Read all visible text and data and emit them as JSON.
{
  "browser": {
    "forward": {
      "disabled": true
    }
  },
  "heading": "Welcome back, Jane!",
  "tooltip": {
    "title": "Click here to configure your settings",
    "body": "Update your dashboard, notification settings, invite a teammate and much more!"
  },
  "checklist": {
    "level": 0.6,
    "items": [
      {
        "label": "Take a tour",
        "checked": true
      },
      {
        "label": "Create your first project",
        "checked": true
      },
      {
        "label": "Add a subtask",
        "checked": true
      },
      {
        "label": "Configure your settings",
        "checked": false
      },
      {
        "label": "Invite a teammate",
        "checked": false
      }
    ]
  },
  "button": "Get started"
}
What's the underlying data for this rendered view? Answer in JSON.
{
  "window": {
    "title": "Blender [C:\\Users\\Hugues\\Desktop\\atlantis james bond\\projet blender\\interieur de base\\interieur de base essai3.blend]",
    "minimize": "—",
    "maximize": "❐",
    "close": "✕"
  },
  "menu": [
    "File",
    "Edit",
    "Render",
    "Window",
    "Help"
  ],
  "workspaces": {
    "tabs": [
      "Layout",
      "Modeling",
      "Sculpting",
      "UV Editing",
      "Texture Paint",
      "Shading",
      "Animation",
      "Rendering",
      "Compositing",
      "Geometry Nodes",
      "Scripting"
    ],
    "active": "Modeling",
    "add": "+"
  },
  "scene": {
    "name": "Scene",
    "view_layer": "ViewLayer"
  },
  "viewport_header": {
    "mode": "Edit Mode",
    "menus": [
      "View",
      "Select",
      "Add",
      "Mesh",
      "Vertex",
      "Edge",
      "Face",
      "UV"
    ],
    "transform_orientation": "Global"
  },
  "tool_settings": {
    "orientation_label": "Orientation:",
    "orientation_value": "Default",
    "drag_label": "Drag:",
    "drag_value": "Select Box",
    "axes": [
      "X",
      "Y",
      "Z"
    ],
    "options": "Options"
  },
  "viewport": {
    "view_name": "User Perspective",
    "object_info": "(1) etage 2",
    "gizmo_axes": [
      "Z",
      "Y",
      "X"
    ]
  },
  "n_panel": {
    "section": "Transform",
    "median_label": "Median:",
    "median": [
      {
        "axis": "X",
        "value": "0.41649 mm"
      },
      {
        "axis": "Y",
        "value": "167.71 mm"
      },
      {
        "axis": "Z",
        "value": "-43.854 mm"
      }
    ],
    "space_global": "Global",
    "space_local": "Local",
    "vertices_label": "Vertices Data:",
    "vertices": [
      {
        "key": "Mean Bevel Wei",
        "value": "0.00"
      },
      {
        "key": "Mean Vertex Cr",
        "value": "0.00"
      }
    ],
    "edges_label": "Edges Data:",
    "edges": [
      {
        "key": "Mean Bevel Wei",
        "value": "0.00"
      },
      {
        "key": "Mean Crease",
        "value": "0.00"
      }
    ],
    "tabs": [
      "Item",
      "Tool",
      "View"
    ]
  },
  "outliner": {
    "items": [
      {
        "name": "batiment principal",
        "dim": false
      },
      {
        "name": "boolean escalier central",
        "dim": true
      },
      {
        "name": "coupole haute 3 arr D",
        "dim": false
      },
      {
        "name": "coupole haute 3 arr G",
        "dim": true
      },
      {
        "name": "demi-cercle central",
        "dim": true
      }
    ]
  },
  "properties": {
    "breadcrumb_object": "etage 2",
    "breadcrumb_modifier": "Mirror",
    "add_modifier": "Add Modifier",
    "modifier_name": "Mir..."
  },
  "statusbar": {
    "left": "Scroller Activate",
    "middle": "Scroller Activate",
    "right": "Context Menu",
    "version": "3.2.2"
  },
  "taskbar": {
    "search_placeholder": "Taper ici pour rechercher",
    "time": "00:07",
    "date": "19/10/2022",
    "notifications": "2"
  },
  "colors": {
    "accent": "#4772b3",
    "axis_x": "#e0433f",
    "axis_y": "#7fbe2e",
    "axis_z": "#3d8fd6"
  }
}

──────────────────────────────

**Instructions to follow:** Please reproduce every line of the material word for word.

**Expected answer:**
Read all visible text and data and emit them as JSON.
{
  "browser": {
    "forward": {
      "disabled": true
    }
  },
  "heading": "Welcome back, Jane!",
  "tooltip": {
    "title": "Click here to configure your settings",
    "body": "Update your dashboard, notification settings, invite a teammate and much more!"
  },
  "checklist": {
    "level": 0.6,
    "items": [
      {
        "label": "Take a tour",
        "checked": true
      },
      {
        "label": "Create your first project",
        "checked": true
      },
      {
        "label": "Add a subtask",
        "checked": true
      },
      {
        "label": "Configure your settings",
        "checked": false
      },
      {
        "label": "Invite a teammate",
        "checked": false
      }
    ]
  },
  "button": "Get started"
}
What's the underlying data for this rendered view? Answer in JSON.
{
  "window": {
    "title": "Blender [C:\\Users\\Hugues\\Desktop\\atlantis james bond\\projet blender\\interieur de base\\interieur de base essai3.blend]",
    "minimize": "—",
    "maximize": "❐",
    "close": "✕"
  },
  "menu": [
    "File",
    "Edit",
    "Render",
    "Window",
    "Help"
  ],
  "workspaces": {
    "tabs": [
      "Layout",
      "Modeling",
      "Sculpting",
      "UV Editing",
      "Texture Paint",
      "Shading",
      "Animation",
      "Rendering",
      "Compositing",
      "Geometry Nodes",
      "Scripting"
    ],
    "active": "Modeling",
    "add": "+"
  },
  "scene": {
    "name": "Scene",
    "view_layer": "ViewLayer"
  },
  "viewport_header": {
    "mode": "Edit Mode",
    "menus": [
      "View",
      "Select",
      "Add",
      "Mesh",
      "Vertex",
      "Edge",
      "Face",
      "UV"
    ],
    "transform_orientation": "Global"
  },
  "tool_settings": {
    "orientation_label": "Orientation:",
    "orientation_value": "Default",
    "drag_label": "Drag:",
    "drag_value": "Select Box",
    "axes": [
      "X",
      "Y",
      "Z"
    ],
    "options": "Options"
  },
  "viewport": {
    "view_name": "User Perspective",
    "object_info": "(1) etage 2",
    "gizmo_axes": [
      "Z",
      "Y",
      "X"
    ]
  },
  "n_panel": {
    "section": "Transform",
    "median_label": "Median:",
    "median": [
      {
        "axis": "X",
        "value": "0.41649 mm"
      },
      {
        "axis": "Y",
        "value": "167.71 mm"
      },
      {
        "axis": "Z",
        "value": "-43.854 mm"
      }
    ],
    "space_global": "Global",
    "space_local": "Local",
    "vertices_label": "Vertices Data:",
    "vertices": [
      {
        "key": "Mean Bevel Wei",
        "value": "0.00"
      },
      {
        "key": "Mean Vertex Cr",
        "value": "0.00"
      }
    ],
    "edges_label": "Edges Data:",
    "edges": [
      {
        "key": "Mean Bevel Wei",
        "value": "0.00"
      },
      {
        "key": "Mean Crease",
        "value": "0.00"
      }
    ],
    "tabs": [
      "Item",
      "Tool",
      "View"
    ]
  },
  "outliner": {
    "items": [
      {
        "name": "batiment principal",
        "dim": false
      },
      {
        "name": "boolean escalier central",
        "dim": true
      },
      {
        "name": "coupole haute 3 arr D",
        "dim": false
      },
      {
        "name": "coupole haute 3 arr G",
        "dim": true
      },
      {
        "name": "demi-cercle central",
        "dim": true
      }
    ]
  },
  "properties": {
    "breadcrumb_object": "etage 2",
    "breadcrumb_modifier": "Mirror",
    "add_modifier": "Add Modifier",
    "modifier_name": "Mir..."
  },
  "statusbar": {
    "left": "Scroller Activate",
    "middle": "Scroller Activate",
    "right": "Context Menu",
    "version": "3.2.2"
  },
  "taskbar": {
    "search_placeholder": "Taper ici pour rechercher",
    "time": "00:07",
    "date": "19/10/2022",
    "notifications": "2"
  },
  "colors": {
    "accent": "#4772b3",
    "axis_x": "#e0433f",
    "axis_y": "#7fbe2e",
    "axis_z": "#3d8fd6"
  }
}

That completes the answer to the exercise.